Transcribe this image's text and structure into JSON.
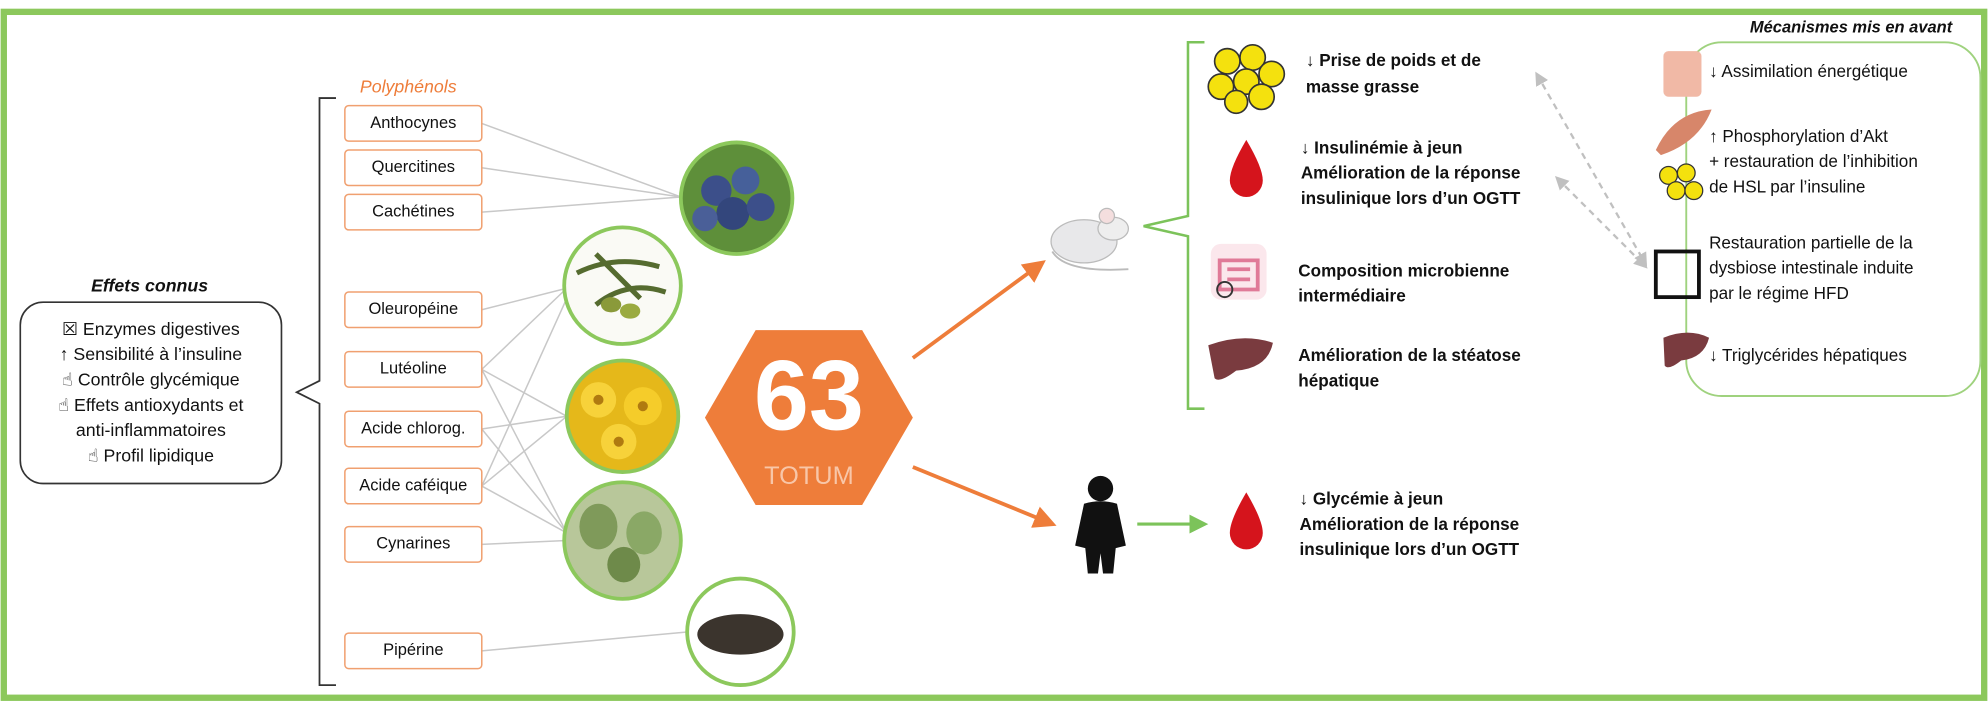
{
  "known_effects": {
    "title": "Effets connus",
    "lines": [
      "☒ Enzymes digestives",
      "↑ Sensibilité à l’insuline",
      "☝ Contrôle glycémique",
      "☝ Effets antioxydants et",
      "anti-inflammatoires",
      "☝ Profil lipidique"
    ]
  },
  "polyphenols": {
    "title": "Polyphénols",
    "items": [
      "Anthocynes",
      "Quercitines",
      "Cachétines",
      "Oleuropéine",
      "Lutéoline",
      "Acide chlorog.",
      "Acide caféique",
      "Cynarines",
      "Pipérine"
    ]
  },
  "logo": {
    "number": "63",
    "name": "TOTUM"
  },
  "mouse_outcomes": [
    {
      "lines": [
        "↓ Prise de poids et de",
        "masse grasse"
      ]
    },
    {
      "lines": [
        "↓ Insulinémie à jeun",
        "Amélioration de la réponse",
        "insulinique lors d’un OGTT"
      ]
    },
    {
      "lines": [
        "Composition microbienne",
        "intermédiaire"
      ]
    },
    {
      "lines": [
        "Amélioration de la stéatose",
        "hépatique"
      ]
    }
  ],
  "human_outcome": {
    "lines": [
      "↓ Glycémie à jeun",
      "Amélioration de la réponse",
      "insulinique lors d’un OGTT"
    ]
  },
  "mechanisms": {
    "title": "Mécanismes mis en avant",
    "items": [
      {
        "lines": [
          "↓ Assimilation énergétique"
        ]
      },
      {
        "lines": [
          "↑ Phosphorylation d’Akt",
          "+ restauration de l’inhibition",
          "de HSL par l’insuline"
        ]
      },
      {
        "lines": [
          "Restauration partielle de la",
          "dysbiose intestinale induite",
          "par le régime HFD"
        ]
      },
      {
        "lines": [
          "↓ Triglycérides hépatiques"
        ]
      }
    ]
  }
}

════

Omit all pictures and repeat the rest of the records verbatim.

Transcribe this image's text and structure into JSON.
{
  "known_effects": {
    "title": "Effets connus",
    "lines": [
      "☒ Enzymes digestives",
      "↑ Sensibilité à l’insuline",
      "☝ Contrôle glycémique",
      "☝ Effets antioxydants et",
      "anti-inflammatoires",
      "☝ Profil lipidique"
    ]
  },
  "polyphenols": {
    "title": "Polyphénols",
    "items": [
      "Anthocynes",
      "Quercitines",
      "Cachétines",
      "Oleuropéine",
      "Lutéoline",
      "Acide chlorog.",
      "Acide caféique",
      "Cynarines",
      "Pipérine"
    ]
  },
  "logo": {
    "number": "63",
    "name": "TOTUM"
  },
  "mouse_outcomes": [
    {
      "lines": [
        "↓ Prise de poids et de",
        "masse grasse"
      ]
    },
    {
      "lines": [
        "↓ Insulinémie à jeun",
        "Amélioration de la réponse",
        "insulinique lors d’un OGTT"
      ]
    },
    {
      "lines": [
        "Composition microbienne",
        "intermédiaire"
      ]
    },
    {
      "lines": [
        "Amélioration de la stéatose",
        "hépatique"
      ]
    }
  ],
  "human_outcome": {
    "lines": [
      "↓ Glycémie à jeun",
      "Amélioration de la réponse",
      "insulinique lors d’un OGTT"
    ]
  },
  "mechanisms": {
    "title": "Mécanismes mis en avant",
    "items": [
      {
        "lines": [
          "↓ Assimilation énergétique"
        ]
      },
      {
        "lines": [
          "↑ Phosphorylation d’Akt",
          "+ restauration de l’inhibition",
          "de HSL par l’insuline"
        ]
      },
      {
        "lines": [
          "Restauration partielle de la",
          "dysbiose intestinale induite",
          "par le régime HFD"
        ]
      },
      {
        "lines": [
          "↓ Triglycérides hépatiques"
        ]
      }
    ]
  }
}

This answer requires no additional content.